TO BE DONE:
Copy every record word for word.

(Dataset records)
......

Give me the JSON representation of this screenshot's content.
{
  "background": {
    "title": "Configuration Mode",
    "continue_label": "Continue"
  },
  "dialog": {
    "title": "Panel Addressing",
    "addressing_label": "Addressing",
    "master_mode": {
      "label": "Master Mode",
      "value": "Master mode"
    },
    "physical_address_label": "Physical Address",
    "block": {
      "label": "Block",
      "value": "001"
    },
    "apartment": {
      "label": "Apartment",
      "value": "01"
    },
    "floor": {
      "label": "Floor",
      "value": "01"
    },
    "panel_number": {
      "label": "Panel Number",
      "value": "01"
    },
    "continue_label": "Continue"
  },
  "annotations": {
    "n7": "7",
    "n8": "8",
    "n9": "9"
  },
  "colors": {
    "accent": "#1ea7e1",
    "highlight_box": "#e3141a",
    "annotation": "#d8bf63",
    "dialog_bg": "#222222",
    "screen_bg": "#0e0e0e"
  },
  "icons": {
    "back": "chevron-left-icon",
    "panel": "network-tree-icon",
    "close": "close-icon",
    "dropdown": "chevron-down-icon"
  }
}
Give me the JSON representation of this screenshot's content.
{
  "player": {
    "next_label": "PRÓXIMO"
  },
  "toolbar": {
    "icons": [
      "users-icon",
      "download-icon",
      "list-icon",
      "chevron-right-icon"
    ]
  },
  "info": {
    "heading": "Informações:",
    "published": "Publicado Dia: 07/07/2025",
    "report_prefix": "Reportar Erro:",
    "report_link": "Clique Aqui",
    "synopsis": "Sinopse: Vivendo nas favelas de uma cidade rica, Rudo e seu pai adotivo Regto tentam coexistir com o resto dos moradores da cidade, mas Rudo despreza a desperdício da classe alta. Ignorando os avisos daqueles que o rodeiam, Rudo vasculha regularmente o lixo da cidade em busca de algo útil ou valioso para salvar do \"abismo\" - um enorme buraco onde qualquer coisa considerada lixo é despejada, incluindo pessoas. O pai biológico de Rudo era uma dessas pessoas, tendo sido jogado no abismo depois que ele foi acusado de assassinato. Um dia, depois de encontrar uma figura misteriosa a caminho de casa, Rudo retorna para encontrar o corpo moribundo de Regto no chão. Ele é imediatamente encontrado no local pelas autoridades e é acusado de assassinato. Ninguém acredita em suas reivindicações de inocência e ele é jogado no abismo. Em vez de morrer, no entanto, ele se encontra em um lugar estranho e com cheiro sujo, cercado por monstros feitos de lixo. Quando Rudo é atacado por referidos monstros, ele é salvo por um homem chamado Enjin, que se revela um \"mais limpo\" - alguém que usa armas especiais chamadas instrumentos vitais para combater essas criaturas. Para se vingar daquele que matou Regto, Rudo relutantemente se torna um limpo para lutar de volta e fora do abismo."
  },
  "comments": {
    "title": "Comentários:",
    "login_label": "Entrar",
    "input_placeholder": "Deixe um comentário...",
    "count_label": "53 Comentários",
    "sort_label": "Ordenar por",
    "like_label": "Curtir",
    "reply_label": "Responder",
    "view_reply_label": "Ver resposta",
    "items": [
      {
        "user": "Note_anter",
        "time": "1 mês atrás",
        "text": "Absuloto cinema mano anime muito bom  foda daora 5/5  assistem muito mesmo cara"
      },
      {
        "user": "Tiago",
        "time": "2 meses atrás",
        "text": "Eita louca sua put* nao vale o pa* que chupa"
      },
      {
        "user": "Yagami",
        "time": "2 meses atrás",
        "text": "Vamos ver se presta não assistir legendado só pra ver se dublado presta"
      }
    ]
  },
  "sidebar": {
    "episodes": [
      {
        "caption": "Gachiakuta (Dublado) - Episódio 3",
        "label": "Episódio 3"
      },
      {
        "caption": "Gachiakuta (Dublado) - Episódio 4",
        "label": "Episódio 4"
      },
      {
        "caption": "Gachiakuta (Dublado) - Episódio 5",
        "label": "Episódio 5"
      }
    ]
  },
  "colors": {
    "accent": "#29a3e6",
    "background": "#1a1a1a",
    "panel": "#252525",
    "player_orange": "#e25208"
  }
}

......

WRITTEN REPLY:
Give me the JSON representation of this screenshot's content.
{
  "background": {
    "title": "Configuration Mode",
    "continue_label": "Continue"
  },
  "dialog": {
    "title": "Panel Addressing",
    "addressing_label": "Addressing",
    "master_mode": {
      "label": "Master Mode",
      "value": "Master mode"
    },
    "physical_address_label": "Physical Address",
    "block": {
      "label": "Block",
      "value": "001"
    },
    "apartment": {
      "label": "Apartment",
      "value": "01"
    },
    "floor": {
      "label": "Floor",
      "value": "01"
    },
    "panel_number": {
      "label": "Panel Number",
      "value": "01"
    },
    "continue_label": "Continue"
  },
  "annotations": {
    "n7": "7",
    "n8": "8",
    "n9": "9"
  },
  "colors": {
    "accent": "#1ea7e1",
    "highlight_box": "#e3141a",
    "annotation": "#d8bf63",
    "dialog_bg": "#222222",
    "screen_bg": "#0e0e0e"
  },
  "icons": {
    "back": "chevron-left-icon",
    "panel": "network-tree-icon",
    "close": "close-icon",
    "dropdown": "chevron-down-icon"
  }
}
Give me the JSON representation of this screenshot's content.
{
  "player": {
    "next_label": "PRÓXIMO"
  },
  "toolbar": {
    "icons": [
      "users-icon",
      "download-icon",
      "list-icon",
      "chevron-right-icon"
    ]
  },
  "info": {
    "heading": "Informações:",
    "published": "Publicado Dia: 07/07/2025",
    "report_prefix": "Reportar Erro:",
    "report_link": "Clique Aqui",
    "synopsis": "Sinopse: Vivendo nas favelas de uma cidade rica, Rudo e seu pai adotivo Regto tentam coexistir com o resto dos moradores da cidade, mas Rudo despreza a desperdício da classe alta. Ignorando os avisos daqueles que o rodeiam, Rudo vasculha regularmente o lixo da cidade em busca de algo útil ou valioso para salvar do \"abismo\" - um enorme buraco onde qualquer coisa considerada lixo é despejada, incluindo pessoas. O pai biológico de Rudo era uma dessas pessoas, tendo sido jogado no abismo depois que ele foi acusado de assassinato. Um dia, depois de encontrar uma figura misteriosa a caminho de casa, Rudo retorna para encontrar o corpo moribundo de Regto no chão. Ele é imediatamente encontrado no local pelas autoridades e é acusado de assassinato. Ninguém acredita em suas reivindicações de inocência e ele é jogado no abismo. Em vez de morrer, no entanto, ele se encontra em um lugar estranho e com cheiro sujo, cercado por monstros feitos de lixo. Quando Rudo é atacado por referidos monstros, ele é salvo por um homem chamado Enjin, que se revela um \"mais limpo\" - alguém que usa armas especiais chamadas instrumentos vitais para combater essas criaturas. Para se vingar daquele que matou Regto, Rudo relutantemente se torna um limpo para lutar de volta e fora do abismo."
  },
  "comments": {
    "title": "Comentários:",
    "login_label": "Entrar",
    "input_placeholder": "Deixe um comentário...",
    "count_label": "53 Comentários",
    "sort_label": "Ordenar por",
    "like_label": "Curtir",
    "reply_label": "Responder",
    "view_reply_label": "Ver resposta",
    "items": [
      {
        "user": "Note_anter",
        "time": "1 mês atrás",
        "text": "Absuloto cinema mano anime muito bom  foda daora 5/5  assistem muito mesmo cara"
      },
      {
        "user": "Tiago",
        "time": "2 meses atrás",
        "text": "Eita louca sua put* nao vale o pa* que chupa"
      },
      {
        "user": "Yagami",
        "time": "2 meses atrás",
        "text": "Vamos ver se presta não assistir legendado só pra ver se dublado presta"
      }
    ]
  },
  "sidebar": {
    "episodes": [
      {
        "caption": "Gachiakuta (Dublado) - Episódio 3",
        "label": "Episódio 3"
      },
      {
        "caption": "Gachiakuta (Dublado) - Episódio 4",
        "label": "Episódio 4"
      },
      {
        "caption": "Gachiakuta (Dublado) - Episódio 5",
        "label": "Episódio 5"
      }
    ]
  },
  "colors": {
    "accent": "#29a3e6",
    "background": "#1a1a1a",
    "panel": "#252525",
    "player_orange": "#e25208"
  }
}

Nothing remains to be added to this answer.